● **Set exercise**:
Please count how many lines of the listing below contain the string "在线系统", with case counting, and reply with the number alone.

● **Exercise materials**:
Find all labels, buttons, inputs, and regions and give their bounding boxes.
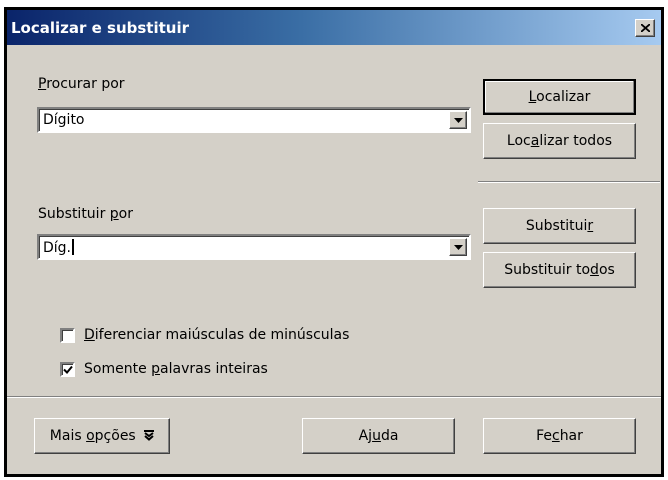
dialog-title: Localizar e substituir: [11, 19, 190, 37]
divider: [478, 181, 660, 183]
bottom-divider: [7, 396, 661, 398]
close-icon: [641, 24, 650, 32]
checkmark-icon: [63, 365, 73, 374]
close-dialog-button[interactable]: Fechar: [483, 418, 636, 454]
text-caret: [72, 239, 75, 255]
find-button[interactable]: Localizar: [483, 79, 636, 115]
replace-button[interactable]: Substituir: [483, 208, 636, 244]
match-case-checkbox[interactable]: [60, 328, 75, 343]
chevron-down-icon: [454, 118, 463, 123]
find-all-button[interactable]: Localizar todos: [483, 123, 636, 159]
find-replace-dialog: Localizar e substituir Procurar por Dígi…: [4, 7, 664, 477]
replace-dropdown-button[interactable]: [449, 238, 467, 256]
replace-all-button[interactable]: Substituir todos: [483, 252, 636, 288]
double-chevron-down-icon: [144, 430, 155, 441]
dialog-body: Localizar e substituir Procurar por Dígi…: [7, 10, 661, 474]
title-bar[interactable]: Localizar e substituir: [7, 10, 661, 45]
find-label: Procurar por: [38, 76, 125, 92]
replace-label: Substituir por: [38, 206, 133, 222]
find-combobox[interactable]: Dígito: [37, 107, 471, 133]
whole-words-label[interactable]: Somente palavras inteiras: [84, 361, 268, 377]
whole-words-checkbox[interactable]: [60, 362, 75, 377]
close-button[interactable]: [635, 19, 655, 37]
replace-input[interactable]: Díg.: [43, 239, 75, 256]
more-options-button[interactable]: Mais opções: [34, 418, 170, 454]
chevron-down-icon: [454, 245, 463, 250]
match-case-label[interactable]: Diferenciar maiúsculas de minúsculas: [84, 327, 349, 343]
find-dropdown-button[interactable]: [449, 111, 467, 129]
replace-combobox[interactable]: Díg.: [37, 234, 471, 260]
help-button[interactable]: Ajuda: [302, 418, 455, 454]
find-input[interactable]: Dígito: [43, 112, 85, 128]
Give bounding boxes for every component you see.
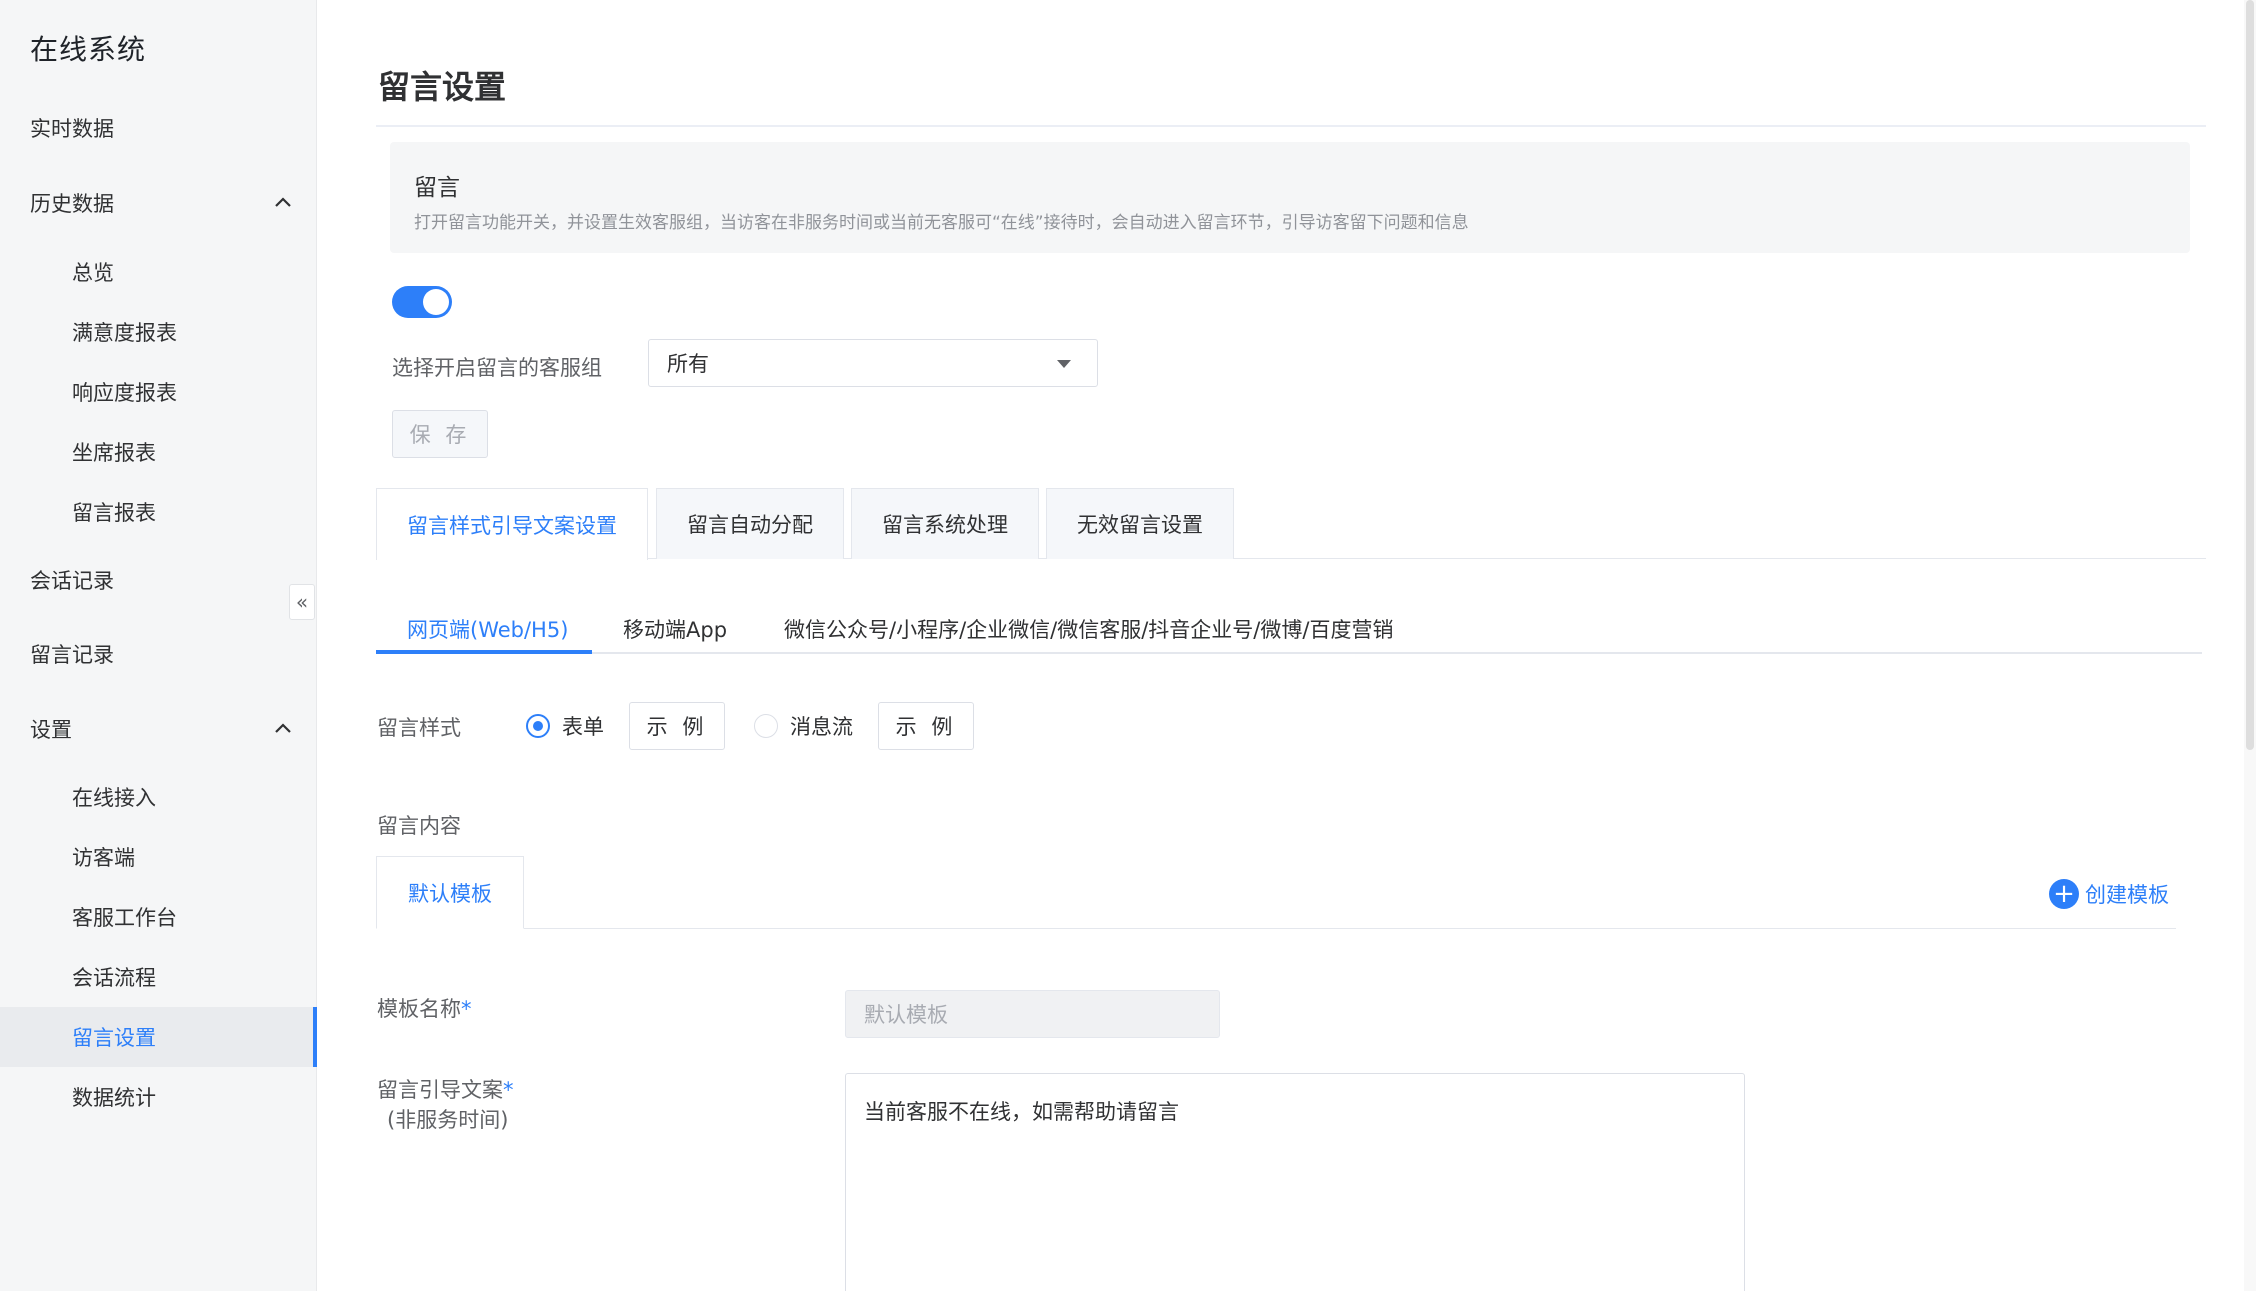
- template-name-input[interactable]: 默认模板: [845, 990, 1220, 1038]
- nav-history[interactable]: 历史数据: [0, 173, 317, 233]
- template-name-label: 模板名称*: [377, 993, 472, 1023]
- group-select-value: 所有: [667, 352, 709, 376]
- chevron-up-icon: [275, 197, 291, 207]
- guide-label-line2: (非服务时间): [387, 1108, 509, 1132]
- nav-settings[interactable]: 设置: [0, 699, 317, 759]
- caret-down-icon: [1057, 360, 1071, 368]
- nav-overview[interactable]: 总览: [0, 242, 317, 302]
- main-content: 留言设置 留言 打开留言功能开关，并设置生效客服组，当访客在非服务时间或当前无客…: [318, 0, 2256, 1291]
- sub-tab-app[interactable]: 移动端App: [623, 606, 727, 652]
- nav-message-report[interactable]: 留言报表: [0, 482, 317, 542]
- tab-style-guide[interactable]: 留言样式引导文案设置: [376, 488, 648, 560]
- nav-sessions[interactable]: 会话记录: [0, 550, 317, 610]
- nav-session-flow[interactable]: 会话流程: [0, 947, 317, 1007]
- group-select[interactable]: 所有: [648, 339, 1098, 387]
- section-title: 留言: [414, 175, 460, 201]
- nav-workbench[interactable]: 客服工作台: [0, 887, 317, 947]
- nav-history-label: 历史数据: [30, 192, 114, 216]
- guide-text-label: 留言引导文案* (非服务时间): [377, 1075, 514, 1135]
- create-template-label: 创建模板: [2085, 883, 2169, 907]
- template-tabs-divider: [376, 928, 2176, 929]
- plus-circle-icon: +: [2049, 879, 2079, 909]
- title-divider: [376, 125, 2206, 127]
- nav-visitor[interactable]: 访客端: [0, 827, 317, 887]
- nav-response-report[interactable]: 响应度报表: [0, 362, 317, 422]
- template-name-label-text: 模板名称: [377, 997, 461, 1021]
- page-scrollbar[interactable]: [2244, 0, 2256, 1291]
- collapse-sidebar-icon[interactable]: «: [289, 584, 315, 620]
- nav-agent-report[interactable]: 坐席报表: [0, 422, 317, 482]
- group-select-label: 选择开启留言的客服组: [392, 356, 602, 380]
- radio-message-stream-label[interactable]: 消息流: [790, 711, 853, 741]
- chevron-up-icon: [275, 723, 291, 733]
- tab-auto-assign[interactable]: 留言自动分配: [656, 488, 844, 559]
- scrollbar-thumb[interactable]: [2246, 0, 2254, 750]
- nav-satisfaction-report[interactable]: 满意度报表: [0, 302, 317, 362]
- radio-form[interactable]: [526, 714, 550, 738]
- tab-system-handling[interactable]: 留言系统处理: [851, 488, 1039, 559]
- create-template-button[interactable]: + 创建模板: [2049, 878, 2169, 910]
- sub-tab-ink-bar: [376, 650, 592, 654]
- section-description: 打开留言功能开关，并设置生效客服组，当访客在非服务时间或当前无客服可“在线”接待…: [414, 213, 1469, 233]
- sub-tabs-divider: [376, 652, 2202, 654]
- radio-message-stream[interactable]: [754, 714, 778, 738]
- sub-tab-web[interactable]: 网页端(Web/H5): [407, 606, 568, 652]
- content-label: 留言内容: [377, 814, 461, 838]
- tab-invalid-message[interactable]: 无效留言设置: [1046, 488, 1234, 559]
- required-mark: *: [461, 997, 472, 1021]
- info-box: 留言 打开留言功能开关，并设置生效客服组，当访客在非服务时间或当前无客服可“在线…: [390, 142, 2190, 253]
- required-mark: *: [503, 1078, 514, 1102]
- example-form-button[interactable]: 示 例: [629, 702, 725, 750]
- nav-settings-label: 设置: [30, 718, 72, 742]
- app-title: 在线系统: [30, 33, 147, 66]
- save-button[interactable]: 保 存: [392, 410, 488, 458]
- page-title: 留言设置: [378, 68, 507, 106]
- nav-messages[interactable]: 留言记录: [0, 624, 317, 684]
- nav-online-access[interactable]: 在线接入: [0, 767, 317, 827]
- guide-text-textarea[interactable]: 当前客服不在线，如需帮助请留言: [845, 1073, 1745, 1291]
- style-label: 留言样式: [377, 716, 461, 740]
- guide-label-line1: 留言引导文案: [377, 1078, 503, 1102]
- message-toggle-switch[interactable]: [392, 286, 452, 318]
- tabs-divider: [376, 558, 2206, 559]
- tab-default-template[interactable]: 默认模板: [376, 856, 524, 929]
- sub-tab-social[interactable]: 微信公众号/小程序/企业微信/微信客服/抖音企业号/微博/百度营销: [784, 606, 1393, 652]
- example-stream-button[interactable]: 示 例: [878, 702, 974, 750]
- nav-realtime[interactable]: 实时数据: [0, 98, 317, 158]
- nav-data-stats[interactable]: 数据统计: [0, 1067, 317, 1127]
- radio-form-label[interactable]: 表单: [562, 711, 604, 741]
- sidebar: 在线系统 实时数据 历史数据 总览 满意度报表 响应度报表 坐席报表 留言报表 …: [0, 0, 317, 1291]
- switch-knob: [423, 289, 449, 315]
- nav-message-settings[interactable]: 留言设置: [0, 1007, 317, 1067]
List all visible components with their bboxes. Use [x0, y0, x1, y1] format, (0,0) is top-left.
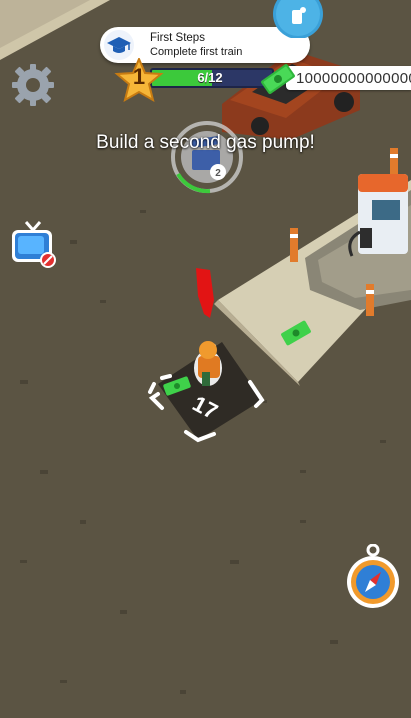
- quest-title: First Steps: [150, 32, 205, 44]
- tv-icon[interactable]: [8, 218, 58, 270]
- money-amount: 10000000000000: [296, 70, 411, 87]
- quest-subtitle: Complete first train: [150, 46, 243, 58]
- game-world[interactable]: [0, 0, 411, 718]
- graduation-cap-icon: [104, 30, 134, 60]
- game-viewport[interactable]: First Steps Complete first train 6/12 1 …: [0, 0, 411, 718]
- water-pump-icon[interactable]: [273, 0, 323, 39]
- gear-icon[interactable]: [10, 62, 56, 108]
- hint-banner: Build a second gas pump!: [96, 132, 315, 153]
- cash-icon: [258, 62, 298, 96]
- svg-text:2: 2: [215, 168, 221, 179]
- level-number: 1: [132, 64, 146, 89]
- compass-icon[interactable]: [345, 543, 401, 610]
- gas-pump[interactable]: [348, 174, 408, 257]
- xp-progress-text: 6/12: [197, 70, 223, 85]
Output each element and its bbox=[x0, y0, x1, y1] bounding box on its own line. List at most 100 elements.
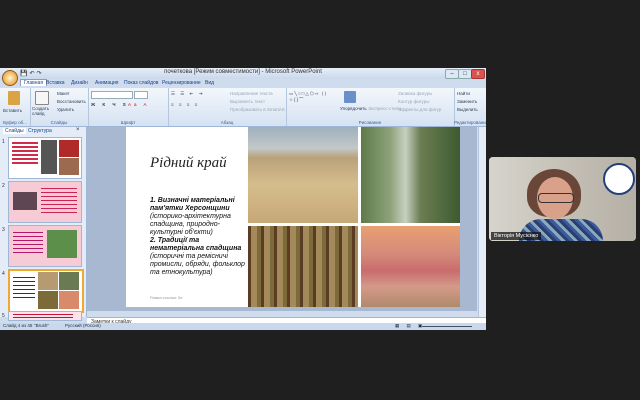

● **Expected answer**:
2